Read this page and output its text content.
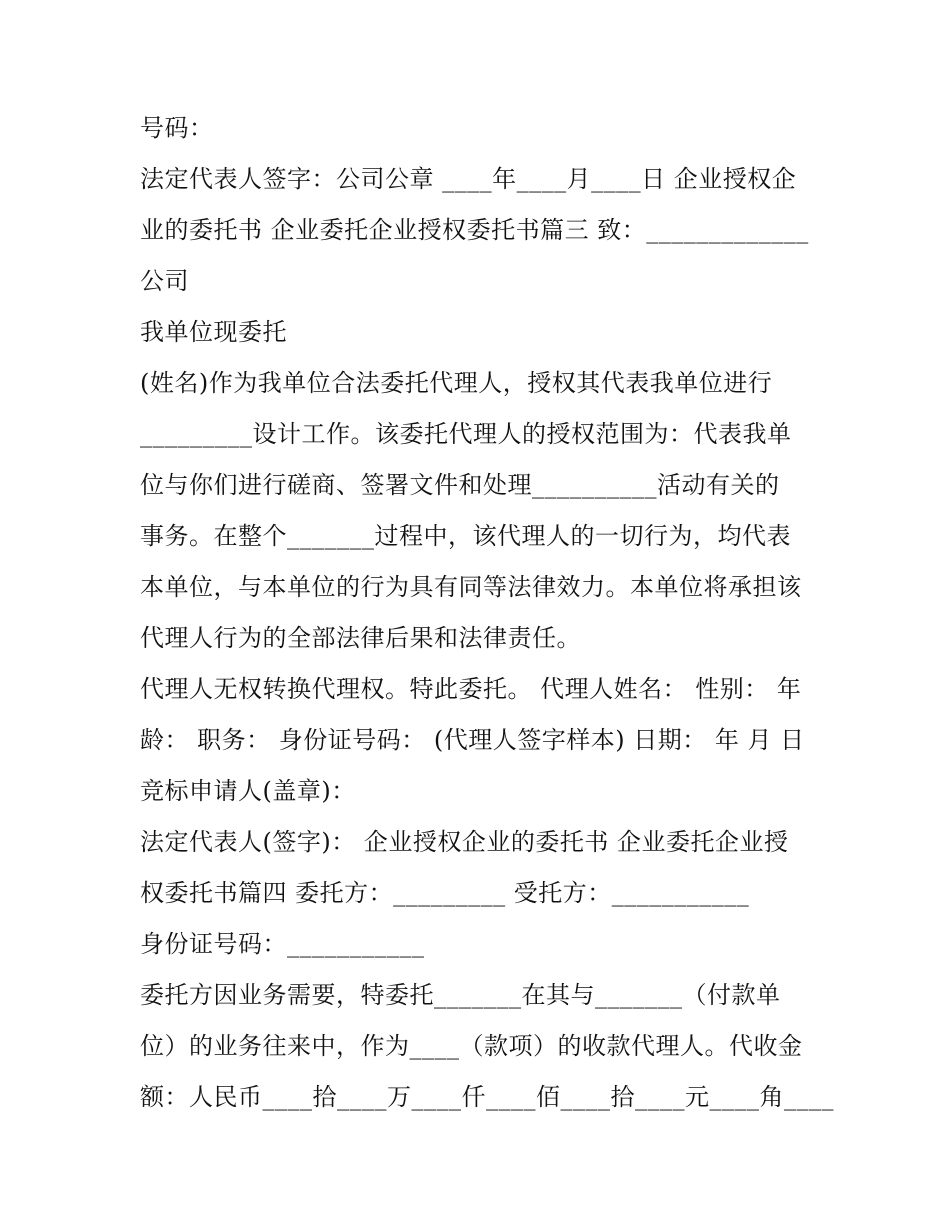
号码：
法定代表人签字：公司公章 ____年____月____日 企业授权企
业的委托书 企业委托企业授权委托书篇三 致：_____________
公司
我单位现委托
(姓名)作为我单位合法委托代理人，授权其代表我单位进行
_________设计工作。该委托代理人的授权范围为：代表我单
位与你们进行磋商、签署文件和处理__________活动有关的
事务。在整个_______过程中，该代理人的一切行为，均代表
本单位，与本单位的行为具有同等法律效力。本单位将承担该
代理人行为的全部法律后果和法律责任。
代理人无权转换代理权。特此委托。 代理人姓名： 性别： 年
龄： 职务： 身份证号码： (代理人签字样本) 日期： 年 月 日
竞标申请人(盖章)：
法定代表人(签字)： 企业授权企业的委托书 企业委托企业授
权委托书篇四 委托方：_________ 受托方：___________
身份证号码：___________
委托方因业务需要，特委托_______在其与_______（付款单
位）的业务往来中，作为____（款项）的收款代理人。代收金
额：人民币____拾____万____仟____佰____拾____元____角____
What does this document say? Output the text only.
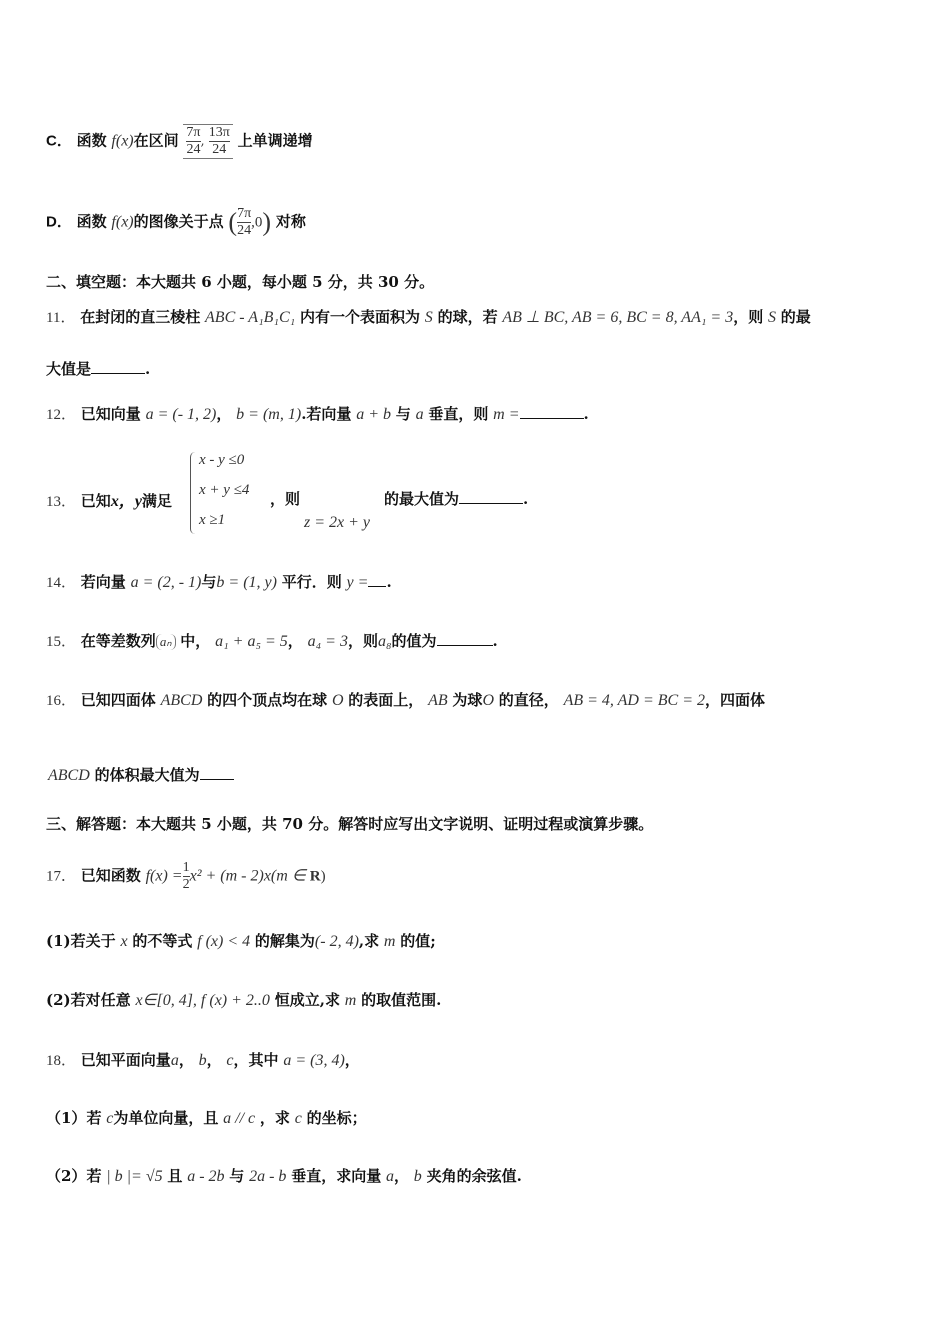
C． 函数 f(x)在区间 $\frac{7\pi}{24}$ , $\frac{13\pi}{24}$ 上单调递增
D． 函数 f(x)的图像关于点 ( $\frac{7\pi}{24} ,0$) 对称
二、填空题：本大题共 6 小题，每小题 5 分，共 30 分。
11． 在封闭的直三棱柱 ABC - A₁B₁C₁ 内有一个表面积为 S 的球，若 AB ⊥ BC, AB = 6, BC = 8, AA₁ = 3，则 S 的最
大值是	.
12． 已知向量 a = (- 1, 2)， b = (m, 1).若向量 a + b 与 a 垂直，则 m =	.
13． 已知x，y满足
x - y ≤0
x + y ≤4
x ≥1
，则	的最大值为	.
z = 2x + y
14． 若向量 a = (2, - 1)与b = (1, y) 平行．则 y = .
15． 在等差数列 aₙ 中， a₁ + a₅ = 5， a₄ = 3，则a₈的值为	.
16． 已知四面体 ABCD 的四个顶点均在球 O 的表面上， AB 为球O 的直径， AB = 4, AD = BC = 2，四面体
ABCD 的体积最大值为
三、解答题：本大题共 5 小题，共 70 分。解答时应写出文字说明、证明过程或演算步骤。
17． 已知函数 $f(x) = \frac{1}{2} x^2 + (m - 2)x(m$ ∈ R)
(1)若关于 x 的不等式 f (x) < 4 的解集为(- 2, 4),求 m 的值;
(2)若对任意 x∈[0, 4], f (x) + 2..0 恒成立,求 m 的取值范围.
18． 已知平面向量a， b， c，其中 a = (3, 4)，
（1）若 c为单位向量，且 a // c ，求 c 的坐标；
（2）若 | b |= √5 且 a - 2b 与 2a - b 垂直，求向量 a， b 夹角的余弦值.
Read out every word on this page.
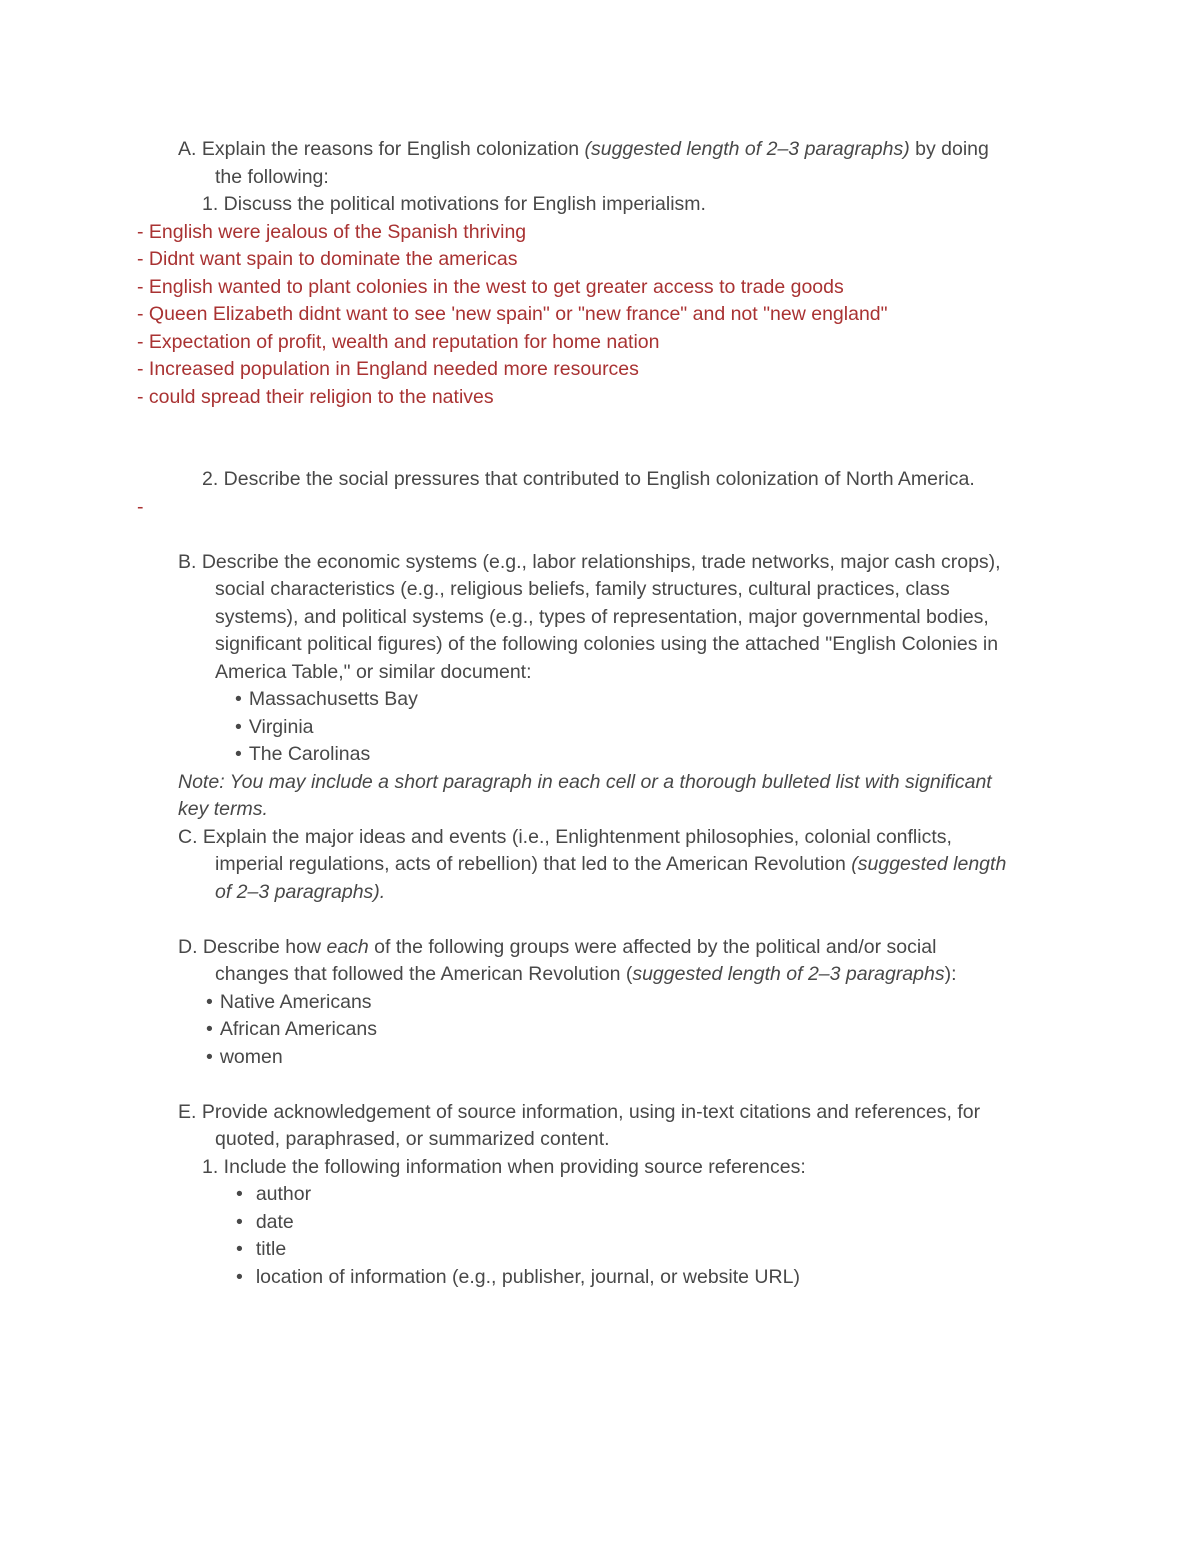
A. Explain the reasons for English colonization (suggested length of 2–3 paragraphs) by doing
the following:
1. Discuss the political motivations for English imperialism.
- English were jealous of the Spanish thriving
- Didnt want spain to dominate the americas
- English wanted to plant colonies in the west to get greater access to trade goods
- Queen Elizabeth didnt want to see 'new spain" or "new france" and not "new england"
- Expectation of profit, wealth and reputation for home nation
- Increased population in England needed more resources
- could spread their religion to the natives
2. Describe the social pressures that contributed to English colonization of North America.
-
B. Describe the economic systems (e.g., labor relationships, trade networks, major cash crops),
social characteristics (e.g., religious beliefs, family structures, cultural practices, class
systems), and political systems (e.g., types of representation, major governmental bodies,
significant political figures) of the following colonies using the attached "English Colonies in
America Table," or similar document:
• Massachusetts Bay
• Virginia
• The Carolinas
Note: You may include a short paragraph in each cell or a thorough bulleted list with significant
key terms.
C. Explain the major ideas and events (i.e., Enlightenment philosophies, colonial conflicts,
imperial regulations, acts of rebellion) that led to the American Revolution (suggested length
of 2–3 paragraphs).
D. Describe how each of the following groups were affected by the political and/or social
changes that followed the American Revolution (suggested length of 2–3 paragraphs):
• Native Americans
• African Americans
• women
E. Provide acknowledgement of source information, using in-text citations and references, for
quoted, paraphrased, or summarized content.
1. Include the following information when providing source references:
• author
• date
• title
• location of information (e.g., publisher, journal, or website URL)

----------

Set problem:
Pictures are to be left out; the records above must be repeated word for word.

Solution:
Read this page and output its text content.
号码：
法定代表人签字：公司公章 ____年____月____日 企业授权企
业的委托书 企业委托企业授权委托书篇三 致：_____________
公司
我单位现委托
(姓名)作为我单位合法委托代理人，授权其代表我单位进行
_________设计工作。该委托代理人的授权范围为：代表我单
位与你们进行磋商、签署文件和处理__________活动有关的
事务。在整个_______过程中，该代理人的一切行为，均代表
本单位，与本单位的行为具有同等法律效力。本单位将承担该
代理人行为的全部法律后果和法律责任。
代理人无权转换代理权。特此委托。 代理人姓名： 性别： 年
龄： 职务： 身份证号码： (代理人签字样本) 日期： 年 月 日
竞标申请人(盖章)：
法定代表人(签字)： 企业授权企业的委托书 企业委托企业授
权委托书篇四 委托方：_________ 受托方：___________
身份证号码：___________
委托方因业务需要，特委托_______在其与_______（付款单
位）的业务往来中，作为____（款项）的收款代理人。代收金
额：人民币____拾____万____仟____佰____拾____元____角____
What does this document say? Output the text only.
C． 函数 f(x)在区间 $\frac{7\pi}{24}$ , $\frac{13\pi}{24}$ 上单调递增
D． 函数 f(x)的图像关于点 ( $\frac{7\pi}{24} ,0$) 对称
二、填空题：本大题共 6 小题，每小题 5 分，共 30 分。
11． 在封闭的直三棱柱 ABC - A₁B₁C₁ 内有一个表面积为 S 的球，若 AB ⊥ BC, AB = 6, BC = 8, AA₁ = 3，则 S 的最
大值是	.
12． 已知向量 a = (- 1, 2)， b = (m, 1).若向量 a + b 与 a 垂直，则 m =	.
13． 已知x，y满足
x - y ≤0
x + y ≤4
x ≥1
，则	的最大值为	.
z = 2x + y
14． 若向量 a = (2, - 1)与b = (1, y) 平行．则 y = .
15． 在等差数列 aₙ 中， a₁ + a₅ = 5， a₄ = 3，则a₈的值为	.
16． 已知四面体 ABCD 的四个顶点均在球 O 的表面上， AB 为球O 的直径， AB = 4, AD = BC = 2，四面体
ABCD 的体积最大值为
三、解答题：本大题共 5 小题，共 70 分。解答时应写出文字说明、证明过程或演算步骤。
17． 已知函数 $f(x) = \frac{1}{2} x^2 + (m - 2)x(m$ ∈ R)
(1)若关于 x 的不等式 f (x) < 4 的解集为(- 2, 4),求 m 的值;
(2)若对任意 x∈[0, 4], f (x) + 2..0 恒成立,求 m 的取值范围.
18． 已知平面向量a， b， c，其中 a = (3, 4)，
（1）若 c为单位向量，且 a // c ，求 c 的坐标；
（2）若 | b |= √5 且 a - 2b 与 2a - b 垂直，求向量 a， b 夹角的余弦值.
Read out every word on this page.
A. Explain the reasons for English colonization (suggested length of 2–3 paragraphs) by doing
the following:
1. Discuss the political motivations for English imperialism.
- English were jealous of the Spanish thriving
- Didnt want spain to dominate the americas
- English wanted to plant colonies in the west to get greater access to trade goods
- Queen Elizabeth didnt want to see 'new spain" or "new france" and not "new england"
- Expectation of profit, wealth and reputation for home nation
- Increased population in England needed more resources
- could spread their religion to the natives
2. Describe the social pressures that contributed to English colonization of North America.
-
B. Describe the economic systems (e.g., labor relationships, trade networks, major cash crops),
social characteristics (e.g., religious beliefs, family structures, cultural practices, class
systems), and political systems (e.g., types of representation, major governmental bodies,
significant political figures) of the following colonies using the attached "English Colonies in
America Table," or similar document:
• Massachusetts Bay
• Virginia
• The Carolinas
Note: You may include a short paragraph in each cell or a thorough bulleted list with significant
key terms.
C. Explain the major ideas and events (i.e., Enlightenment philosophies, colonial conflicts,
imperial regulations, acts of rebellion) that led to the American Revolution (suggested length
of 2–3 paragraphs).
D. Describe how each of the following groups were affected by the political and/or social
changes that followed the American Revolution (suggested length of 2–3 paragraphs):
• Native Americans
• African Americans
• women
E. Provide acknowledgement of source information, using in-text citations and references, for
quoted, paraphrased, or summarized content.
1. Include the following information when providing source references:
• author
• date
• title
• location of information (e.g., publisher, journal, or website URL)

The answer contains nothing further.